MATERIAL FOR THIS TASK ▸
----
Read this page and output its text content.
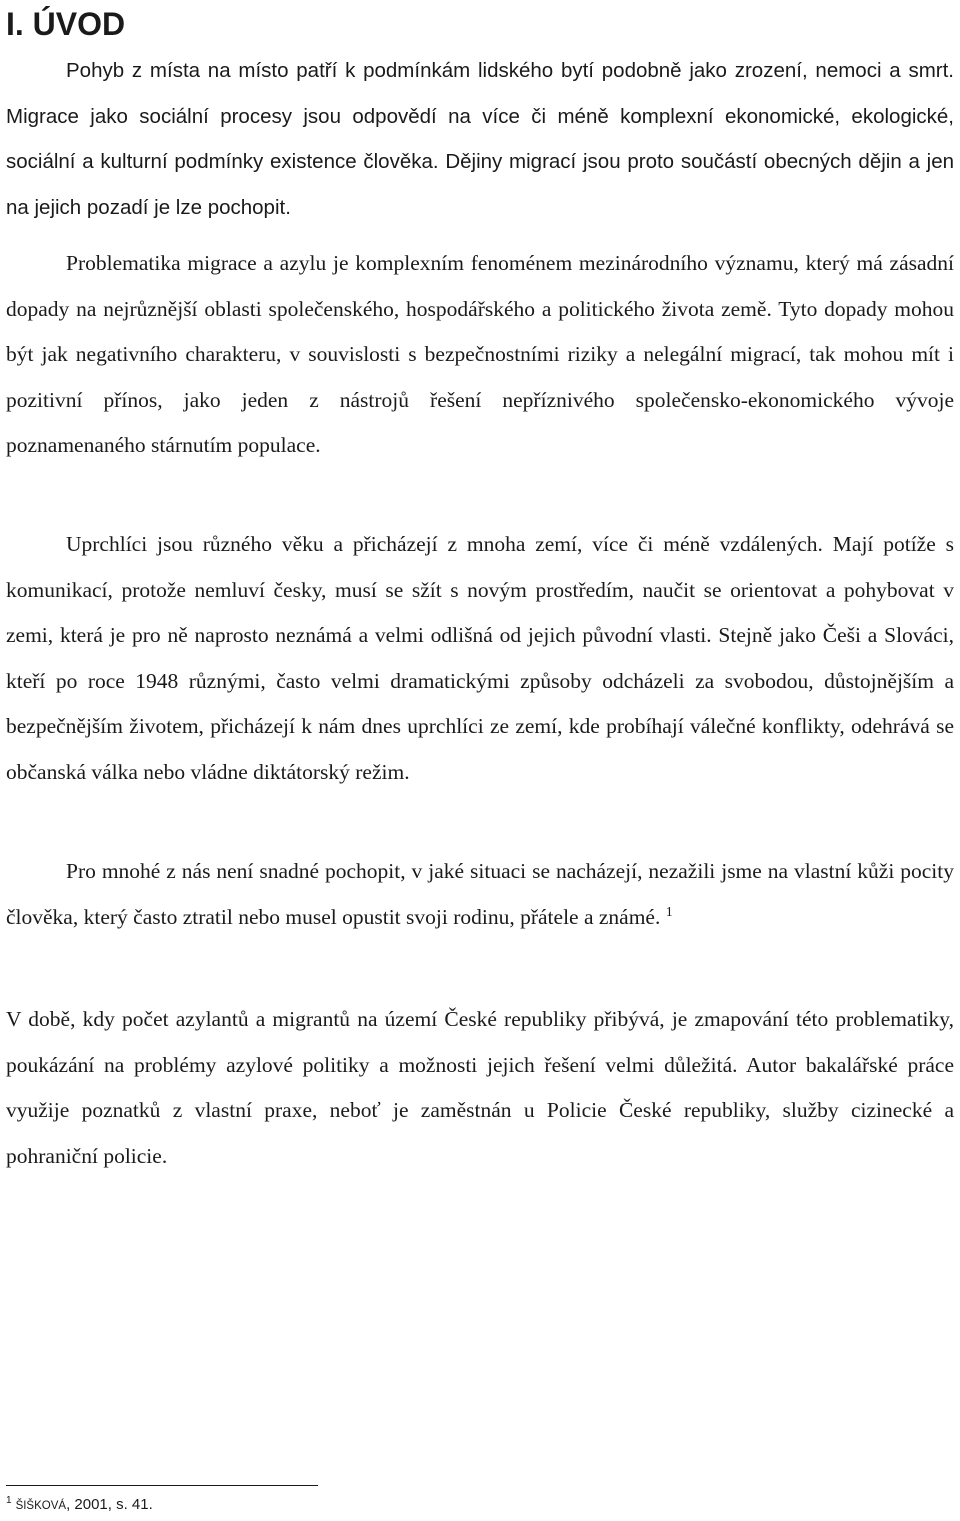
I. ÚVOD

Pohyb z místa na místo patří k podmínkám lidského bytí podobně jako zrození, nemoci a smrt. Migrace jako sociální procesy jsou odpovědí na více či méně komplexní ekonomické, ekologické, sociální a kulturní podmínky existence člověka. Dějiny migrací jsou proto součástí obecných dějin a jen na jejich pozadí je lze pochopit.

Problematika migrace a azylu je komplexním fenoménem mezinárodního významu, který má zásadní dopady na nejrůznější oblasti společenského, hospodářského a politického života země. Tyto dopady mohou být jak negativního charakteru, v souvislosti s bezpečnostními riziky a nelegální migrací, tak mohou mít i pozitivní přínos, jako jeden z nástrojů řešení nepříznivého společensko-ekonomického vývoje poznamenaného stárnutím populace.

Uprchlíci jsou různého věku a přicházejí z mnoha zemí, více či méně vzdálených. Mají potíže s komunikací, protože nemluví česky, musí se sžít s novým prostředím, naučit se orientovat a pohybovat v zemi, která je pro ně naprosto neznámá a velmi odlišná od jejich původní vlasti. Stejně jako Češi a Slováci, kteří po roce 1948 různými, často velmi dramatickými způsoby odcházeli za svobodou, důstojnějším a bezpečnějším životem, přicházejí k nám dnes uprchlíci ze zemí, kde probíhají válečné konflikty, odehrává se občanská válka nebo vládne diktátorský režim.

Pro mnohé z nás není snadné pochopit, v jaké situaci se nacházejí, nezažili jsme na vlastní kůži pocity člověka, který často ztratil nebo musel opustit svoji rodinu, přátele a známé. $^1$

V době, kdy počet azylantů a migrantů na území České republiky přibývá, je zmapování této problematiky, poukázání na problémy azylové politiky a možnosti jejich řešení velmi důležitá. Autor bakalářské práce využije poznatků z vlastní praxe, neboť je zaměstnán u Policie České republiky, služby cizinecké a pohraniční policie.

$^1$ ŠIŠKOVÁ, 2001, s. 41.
----
STATED PROBLEM ▸ Your job is to transcribe the entries above exactly; skip the pictures.

EXPECTED ANSWER ▸
Read this page and output its text content.
I. ÚVOD

Pohyb z místa na místo patří k podmínkám lidského bytí podobně jako zrození, nemoci a smrt. Migrace jako sociální procesy jsou odpovědí na více či méně komplexní ekonomické, ekologické, sociální a kulturní podmínky existence člověka. Dějiny migrací jsou proto součástí obecných dějin a jen na jejich pozadí je lze pochopit.

Problematika migrace a azylu je komplexním fenoménem mezinárodního významu, který má zásadní dopady na nejrůznější oblasti společenského, hospodářského a politického života země. Tyto dopady mohou být jak negativního charakteru, v souvislosti s bezpečnostními riziky a nelegální migrací, tak mohou mít i pozitivní přínos, jako jeden z nástrojů řešení nepříznivého společensko-ekonomického vývoje poznamenaného stárnutím populace.

Uprchlíci jsou různého věku a přicházejí z mnoha zemí, více či méně vzdálených. Mají potíže s komunikací, protože nemluví česky, musí se sžít s novým prostředím, naučit se orientovat a pohybovat v zemi, která je pro ně naprosto neznámá a velmi odlišná od jejich původní vlasti. Stejně jako Češi a Slováci, kteří po roce 1948 různými, často velmi dramatickými způsoby odcházeli za svobodou, důstojnějším a bezpečnějším životem, přicházejí k nám dnes uprchlíci ze zemí, kde probíhají válečné konflikty, odehrává se občanská válka nebo vládne diktátorský režim.

Pro mnohé z nás není snadné pochopit, v jaké situaci se nacházejí, nezažili jsme na vlastní kůži pocity člověka, který často ztratil nebo musel opustit svoji rodinu, přátele a známé. $^1$

V době, kdy počet azylantů a migrantů na území České republiky přibývá, je zmapování této problematiky, poukázání na problémy azylové politiky a možnosti jejich řešení velmi důležitá. Autor bakalářské práce využije poznatků z vlastní praxe, neboť je zaměstnán u Policie České republiky, služby cizinecké a pohraniční policie.

$^1$ ŠIŠKOVÁ, 2001, s. 41.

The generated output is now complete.